▶ SET EXERCISE
Within the records below, find each line that holds the string "screenshot", then copy it.

▶ INPUT
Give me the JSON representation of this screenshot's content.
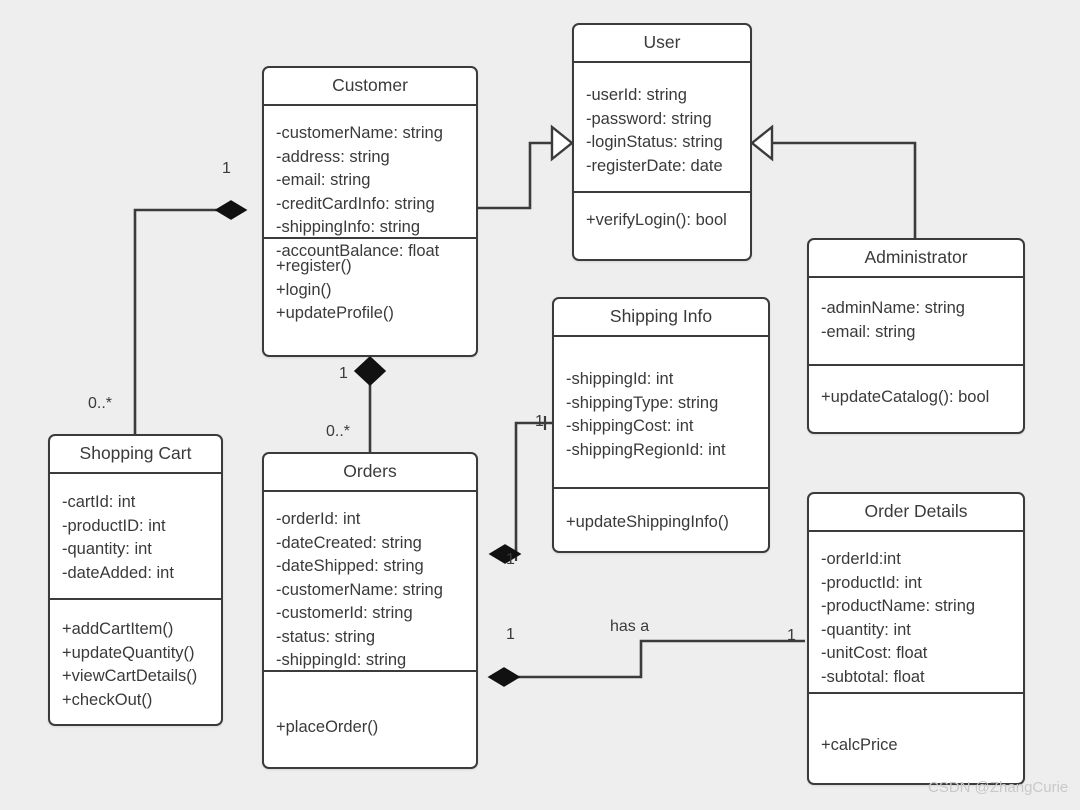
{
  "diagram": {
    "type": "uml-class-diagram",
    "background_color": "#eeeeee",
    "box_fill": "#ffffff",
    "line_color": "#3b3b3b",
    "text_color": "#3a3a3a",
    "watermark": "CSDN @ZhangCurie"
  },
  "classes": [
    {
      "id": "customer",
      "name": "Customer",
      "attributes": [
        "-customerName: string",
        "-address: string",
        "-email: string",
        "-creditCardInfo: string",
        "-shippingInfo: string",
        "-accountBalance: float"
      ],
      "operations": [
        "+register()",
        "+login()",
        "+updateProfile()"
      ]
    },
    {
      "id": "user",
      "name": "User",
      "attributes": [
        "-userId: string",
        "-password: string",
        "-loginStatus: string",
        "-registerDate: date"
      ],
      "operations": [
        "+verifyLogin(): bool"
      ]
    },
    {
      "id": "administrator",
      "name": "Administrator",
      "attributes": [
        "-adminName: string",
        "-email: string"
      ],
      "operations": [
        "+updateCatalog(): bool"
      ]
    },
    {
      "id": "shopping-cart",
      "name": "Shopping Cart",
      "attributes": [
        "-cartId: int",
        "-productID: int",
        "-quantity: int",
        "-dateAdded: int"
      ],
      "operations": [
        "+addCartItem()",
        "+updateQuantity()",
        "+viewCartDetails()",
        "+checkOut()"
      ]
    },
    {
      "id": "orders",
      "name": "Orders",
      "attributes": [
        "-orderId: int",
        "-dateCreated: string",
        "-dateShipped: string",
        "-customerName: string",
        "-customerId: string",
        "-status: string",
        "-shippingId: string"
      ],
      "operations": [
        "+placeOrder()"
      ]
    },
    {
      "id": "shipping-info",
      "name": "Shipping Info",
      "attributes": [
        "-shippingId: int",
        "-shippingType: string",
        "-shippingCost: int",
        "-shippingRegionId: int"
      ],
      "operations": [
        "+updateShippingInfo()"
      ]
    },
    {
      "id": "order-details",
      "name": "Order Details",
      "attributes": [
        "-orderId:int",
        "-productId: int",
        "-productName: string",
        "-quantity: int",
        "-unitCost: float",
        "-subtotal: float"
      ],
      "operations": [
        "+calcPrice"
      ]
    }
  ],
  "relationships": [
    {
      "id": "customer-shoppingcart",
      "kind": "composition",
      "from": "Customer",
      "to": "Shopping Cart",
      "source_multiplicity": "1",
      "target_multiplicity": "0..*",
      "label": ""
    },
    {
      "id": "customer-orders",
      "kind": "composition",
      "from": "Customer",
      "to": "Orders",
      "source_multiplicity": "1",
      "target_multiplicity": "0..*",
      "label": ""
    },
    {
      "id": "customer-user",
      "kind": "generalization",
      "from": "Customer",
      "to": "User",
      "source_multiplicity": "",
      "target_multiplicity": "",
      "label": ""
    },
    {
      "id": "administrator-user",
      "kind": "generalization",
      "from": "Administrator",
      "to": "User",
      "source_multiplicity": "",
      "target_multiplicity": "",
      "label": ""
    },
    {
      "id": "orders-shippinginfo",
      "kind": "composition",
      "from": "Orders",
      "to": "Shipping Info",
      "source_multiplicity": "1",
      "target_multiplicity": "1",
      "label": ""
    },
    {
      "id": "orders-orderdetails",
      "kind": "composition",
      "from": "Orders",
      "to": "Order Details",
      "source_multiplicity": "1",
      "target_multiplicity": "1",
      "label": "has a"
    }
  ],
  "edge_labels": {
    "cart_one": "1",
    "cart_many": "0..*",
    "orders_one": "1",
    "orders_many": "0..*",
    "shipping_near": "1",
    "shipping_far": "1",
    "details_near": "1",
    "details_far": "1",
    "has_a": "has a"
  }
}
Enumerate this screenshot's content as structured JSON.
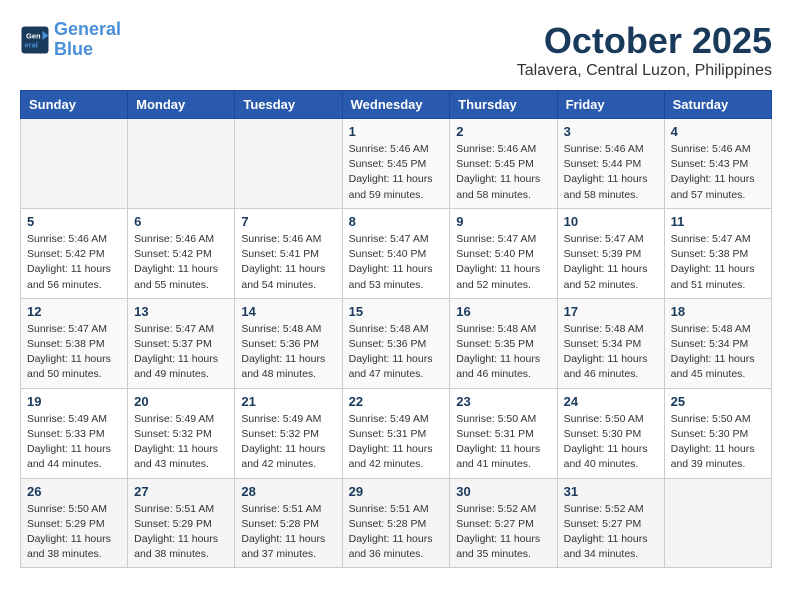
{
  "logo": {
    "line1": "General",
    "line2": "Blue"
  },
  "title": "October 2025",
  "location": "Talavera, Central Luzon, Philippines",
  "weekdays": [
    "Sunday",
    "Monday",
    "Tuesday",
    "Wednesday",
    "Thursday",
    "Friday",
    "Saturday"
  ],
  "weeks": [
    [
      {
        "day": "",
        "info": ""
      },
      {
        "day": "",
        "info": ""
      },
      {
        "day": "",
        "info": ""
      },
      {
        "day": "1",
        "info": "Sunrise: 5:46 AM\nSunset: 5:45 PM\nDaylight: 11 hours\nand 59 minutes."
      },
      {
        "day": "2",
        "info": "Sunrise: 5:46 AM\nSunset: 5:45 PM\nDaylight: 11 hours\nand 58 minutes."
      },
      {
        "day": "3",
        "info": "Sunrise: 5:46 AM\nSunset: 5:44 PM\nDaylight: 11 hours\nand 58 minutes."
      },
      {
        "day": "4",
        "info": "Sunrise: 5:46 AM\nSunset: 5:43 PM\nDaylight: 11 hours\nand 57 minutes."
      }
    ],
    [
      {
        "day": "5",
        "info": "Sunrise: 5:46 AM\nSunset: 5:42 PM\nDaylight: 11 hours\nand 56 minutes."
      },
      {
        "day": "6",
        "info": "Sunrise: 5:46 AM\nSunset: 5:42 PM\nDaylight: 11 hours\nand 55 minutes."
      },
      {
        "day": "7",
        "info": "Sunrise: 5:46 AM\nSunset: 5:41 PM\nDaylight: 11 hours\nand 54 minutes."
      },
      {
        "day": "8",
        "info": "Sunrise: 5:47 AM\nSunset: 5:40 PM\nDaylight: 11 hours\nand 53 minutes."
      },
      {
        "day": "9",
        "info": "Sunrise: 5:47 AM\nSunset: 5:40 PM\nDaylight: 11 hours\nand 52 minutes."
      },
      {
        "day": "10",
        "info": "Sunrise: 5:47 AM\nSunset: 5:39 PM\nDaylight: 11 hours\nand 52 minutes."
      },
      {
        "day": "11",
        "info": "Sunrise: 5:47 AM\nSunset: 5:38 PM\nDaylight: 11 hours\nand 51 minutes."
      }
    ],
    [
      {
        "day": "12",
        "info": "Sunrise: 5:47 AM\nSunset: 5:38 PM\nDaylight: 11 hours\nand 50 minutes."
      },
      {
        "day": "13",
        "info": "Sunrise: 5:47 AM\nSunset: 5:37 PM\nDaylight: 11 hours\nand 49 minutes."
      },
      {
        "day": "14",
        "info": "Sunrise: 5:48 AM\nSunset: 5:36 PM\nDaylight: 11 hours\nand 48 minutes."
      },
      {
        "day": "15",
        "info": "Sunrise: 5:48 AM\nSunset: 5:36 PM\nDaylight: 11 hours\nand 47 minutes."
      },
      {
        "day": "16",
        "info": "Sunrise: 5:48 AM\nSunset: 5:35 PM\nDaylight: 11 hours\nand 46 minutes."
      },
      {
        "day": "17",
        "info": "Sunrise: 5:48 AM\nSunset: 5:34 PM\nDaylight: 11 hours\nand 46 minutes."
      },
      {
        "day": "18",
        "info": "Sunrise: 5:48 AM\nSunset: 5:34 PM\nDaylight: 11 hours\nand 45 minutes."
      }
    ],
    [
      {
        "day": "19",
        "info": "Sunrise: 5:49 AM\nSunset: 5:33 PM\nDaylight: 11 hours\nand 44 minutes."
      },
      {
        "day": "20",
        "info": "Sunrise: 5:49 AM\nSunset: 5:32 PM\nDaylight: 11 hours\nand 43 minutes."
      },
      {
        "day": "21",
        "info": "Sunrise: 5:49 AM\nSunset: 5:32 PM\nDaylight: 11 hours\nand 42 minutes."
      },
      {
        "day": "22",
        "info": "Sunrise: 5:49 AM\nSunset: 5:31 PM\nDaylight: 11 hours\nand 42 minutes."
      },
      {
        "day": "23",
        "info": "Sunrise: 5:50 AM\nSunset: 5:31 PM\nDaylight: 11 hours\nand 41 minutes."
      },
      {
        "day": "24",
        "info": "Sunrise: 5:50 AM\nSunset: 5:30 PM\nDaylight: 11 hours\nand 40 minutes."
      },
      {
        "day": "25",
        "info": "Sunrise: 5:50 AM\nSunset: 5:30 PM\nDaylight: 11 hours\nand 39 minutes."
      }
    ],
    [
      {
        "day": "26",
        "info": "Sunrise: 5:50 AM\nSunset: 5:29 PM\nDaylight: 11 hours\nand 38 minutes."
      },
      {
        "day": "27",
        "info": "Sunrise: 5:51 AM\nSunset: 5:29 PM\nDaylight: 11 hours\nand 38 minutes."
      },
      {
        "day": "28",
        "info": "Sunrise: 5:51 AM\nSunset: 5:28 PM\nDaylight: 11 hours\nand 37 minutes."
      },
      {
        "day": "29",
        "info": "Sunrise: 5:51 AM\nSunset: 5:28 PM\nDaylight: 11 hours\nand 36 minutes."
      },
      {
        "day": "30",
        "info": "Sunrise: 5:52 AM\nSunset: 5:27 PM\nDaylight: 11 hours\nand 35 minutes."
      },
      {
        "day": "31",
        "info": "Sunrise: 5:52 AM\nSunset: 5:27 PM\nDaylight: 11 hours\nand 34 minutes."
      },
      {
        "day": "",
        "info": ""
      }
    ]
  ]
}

▶ SOLUTION FOR THIS TASK
Give me the JSON representation of this screenshot's content.
Enumerate this screenshot's content as structured JSON.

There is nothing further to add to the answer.